WORK INSTRUCTIONS:
a - In the discussion of prenatal smoke exposure and infant breathing, reproduce the stretch from "Tobacco smoke exposure has" through "suboptimal respiratory environments.", substituting "Animal" for "Rodent".
b - Translate this sentence from the discussion of prenatal smoke exposure and infant breathing into Spanish: "Tobacco smoke exposure has been linked to an increased risk of sudden infant death syndrome (SIDS) [11]."
c - According to the discussion of prenatal smoke exposure and infant breathing, what did placental studies find in mothers with passive smoking exposure?

(EXERCISE PASSAGE begins)

We have demonstrated that infants born to mothers exposed to second-hand smoke exposure and those who smoked during pregnancy had a delayed ventilatory response to added dead space as evidenced by longer time constants (TC) than the controls. This may be the first time that antenatal, passive second-hand smoke exposure of mothers has been shown to result in a delayed ventilatory response in their infants. We examined infants while still on the postnatal ward and thus were examining the effect of antenatal exposure only and not postnatal smoke exposure.

Tobacco smoke exposure has been linked to an increased risk of sudden infant death syndrome (SIDS) [11]. The mechanisms underlying this link between prenatal tobacco smoke exposure and SIDS have not been clearly elucidated. Rodent studies have indicated that nicotine exposure during prenatal life may alter central and peripheral respiratory chemoreception [12, 13]. Our results showing a delayed respiratory response to added dead space (and therefore increased levels of CO2) suggest that infants of mothers with second-hand exposure to tobacco smoke, as well as infants of maternal smokers, may be maladapted to respond to suboptimal respiratory environments.

It has been demonstrated that children with maternal exposure to passive smoking during pregnancy and no other smoking exposure are more likely to develop wheeze up to the age of 2 years compared with unexposed children [14]. They are also more likely to suffer from otitis media and upper respiratory tract infections [15]. Maternal second-hand smoke exposure has consistently been shown to have a negative association with foetal growth, with lower weight, head circumference, and length all being reported [16, 17]. Placental studies have shown that mothers with passive smoking exposure had higher rates of placental hypoplasia and foetal vascular malperfusion [18]. A meta-analysis performed to assess the risks associated with passive smoking found that compared with smoking, exposure to passive smoking during pregnancy carries a higher risk of infant neural tube defects [19]. Thus, the adverse effect on infant ventilatory control of passive maternal smoking exposure we report is biologically plausible. There was no significant difference in the TCs of the infants in smoking and passive smoking groups. This may suggest that both types of exposure were similarly injurious, but the numbers in the two groups may have been too low to detect small differences between them.

(EXERCISE PASSAGE ends)
(RECORD EXTRACTS begins)

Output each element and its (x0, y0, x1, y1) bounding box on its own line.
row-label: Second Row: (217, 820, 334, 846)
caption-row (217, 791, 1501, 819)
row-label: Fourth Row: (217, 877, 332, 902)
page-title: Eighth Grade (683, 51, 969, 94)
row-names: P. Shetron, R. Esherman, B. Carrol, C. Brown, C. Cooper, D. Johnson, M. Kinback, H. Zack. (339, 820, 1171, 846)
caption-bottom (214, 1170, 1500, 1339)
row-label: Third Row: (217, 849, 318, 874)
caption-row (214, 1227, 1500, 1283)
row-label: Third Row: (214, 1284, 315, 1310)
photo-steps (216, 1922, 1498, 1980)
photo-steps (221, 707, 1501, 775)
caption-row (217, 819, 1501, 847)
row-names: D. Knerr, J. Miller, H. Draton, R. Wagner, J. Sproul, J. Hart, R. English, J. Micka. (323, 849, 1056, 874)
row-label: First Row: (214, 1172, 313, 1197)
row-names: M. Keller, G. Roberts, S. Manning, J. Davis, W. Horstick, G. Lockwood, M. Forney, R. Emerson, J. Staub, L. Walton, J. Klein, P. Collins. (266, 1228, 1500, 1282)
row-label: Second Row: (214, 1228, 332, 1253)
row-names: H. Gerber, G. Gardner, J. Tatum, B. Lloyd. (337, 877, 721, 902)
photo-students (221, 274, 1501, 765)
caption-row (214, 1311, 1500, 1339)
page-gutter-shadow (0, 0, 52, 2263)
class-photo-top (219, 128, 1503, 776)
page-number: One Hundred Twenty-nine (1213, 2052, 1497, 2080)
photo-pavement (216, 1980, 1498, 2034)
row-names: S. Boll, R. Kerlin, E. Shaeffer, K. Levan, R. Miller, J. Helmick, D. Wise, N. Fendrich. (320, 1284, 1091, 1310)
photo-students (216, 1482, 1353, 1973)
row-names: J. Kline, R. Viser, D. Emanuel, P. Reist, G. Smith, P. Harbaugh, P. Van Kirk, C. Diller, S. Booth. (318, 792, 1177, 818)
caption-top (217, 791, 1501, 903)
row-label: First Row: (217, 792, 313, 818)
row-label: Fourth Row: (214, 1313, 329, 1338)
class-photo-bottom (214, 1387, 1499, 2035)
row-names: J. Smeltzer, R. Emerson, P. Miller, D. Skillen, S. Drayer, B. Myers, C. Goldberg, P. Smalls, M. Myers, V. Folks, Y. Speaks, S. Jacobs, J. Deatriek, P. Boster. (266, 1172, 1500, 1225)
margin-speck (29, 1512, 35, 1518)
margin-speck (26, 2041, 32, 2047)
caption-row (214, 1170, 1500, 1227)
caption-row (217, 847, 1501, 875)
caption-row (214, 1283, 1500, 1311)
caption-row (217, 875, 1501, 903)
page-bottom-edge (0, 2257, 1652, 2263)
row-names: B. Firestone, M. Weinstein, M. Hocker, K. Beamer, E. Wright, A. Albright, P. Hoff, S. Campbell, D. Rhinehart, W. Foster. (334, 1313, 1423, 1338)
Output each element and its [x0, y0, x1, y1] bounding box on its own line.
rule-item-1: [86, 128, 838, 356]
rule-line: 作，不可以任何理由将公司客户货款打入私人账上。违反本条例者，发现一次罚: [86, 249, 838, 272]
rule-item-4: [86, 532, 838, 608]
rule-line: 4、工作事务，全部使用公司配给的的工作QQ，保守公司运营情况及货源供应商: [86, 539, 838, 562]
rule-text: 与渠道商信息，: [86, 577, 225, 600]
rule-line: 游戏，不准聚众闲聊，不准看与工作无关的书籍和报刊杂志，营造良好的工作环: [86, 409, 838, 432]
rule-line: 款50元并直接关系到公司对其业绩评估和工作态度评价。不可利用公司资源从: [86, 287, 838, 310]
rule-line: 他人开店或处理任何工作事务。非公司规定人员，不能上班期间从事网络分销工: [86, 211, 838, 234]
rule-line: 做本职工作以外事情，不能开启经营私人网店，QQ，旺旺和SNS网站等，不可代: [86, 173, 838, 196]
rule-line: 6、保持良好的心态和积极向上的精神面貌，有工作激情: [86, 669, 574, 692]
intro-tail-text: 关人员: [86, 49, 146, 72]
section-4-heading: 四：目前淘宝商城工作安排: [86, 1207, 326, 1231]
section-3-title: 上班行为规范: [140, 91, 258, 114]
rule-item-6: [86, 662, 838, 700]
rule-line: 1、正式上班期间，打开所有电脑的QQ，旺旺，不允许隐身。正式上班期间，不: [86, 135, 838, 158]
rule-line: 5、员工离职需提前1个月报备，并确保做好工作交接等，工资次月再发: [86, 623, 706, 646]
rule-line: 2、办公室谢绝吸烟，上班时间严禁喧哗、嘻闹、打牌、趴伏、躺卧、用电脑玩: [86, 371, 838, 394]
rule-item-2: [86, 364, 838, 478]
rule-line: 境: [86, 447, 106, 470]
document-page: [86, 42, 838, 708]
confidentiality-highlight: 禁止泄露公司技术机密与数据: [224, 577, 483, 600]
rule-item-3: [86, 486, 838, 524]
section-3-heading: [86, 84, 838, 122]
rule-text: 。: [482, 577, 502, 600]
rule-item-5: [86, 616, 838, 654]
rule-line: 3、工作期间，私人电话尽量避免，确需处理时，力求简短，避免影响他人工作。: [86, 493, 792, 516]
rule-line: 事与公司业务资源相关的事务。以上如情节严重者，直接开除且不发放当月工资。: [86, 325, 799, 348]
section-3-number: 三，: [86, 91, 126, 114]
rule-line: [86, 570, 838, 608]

(RECORD EXTRACTS ends)

SOLUTION SET:
a -
Tobacco smoke exposure has been linked to an increased risk of sudden infant death syndrome (SIDS) [11]. The mechanisms underlying this link between prenatal tobacco smoke exposure and SIDS have not been clearly elucidated. Animal studies have indicated that nicotine exposure during prenatal life may alter central and peripheral respiratory chemoreception [12, 13]. Our results showing a delayed respiratory response to added dead space (and therefore increased levels of CO2) suggest that infants of mothers with second-hand exposure to tobacco smoke, as well as infants of maternal smokers, may be maladapted to respond to suboptimal respiratory environments.

b - La exposición al humo del tabaco se ha relacionado con un mayor riesgo de síndrome de muerte súbita del lactante (SMSL) [11].

c - They had higher rates of placental hypoplasia and foetal vascular malperfusion.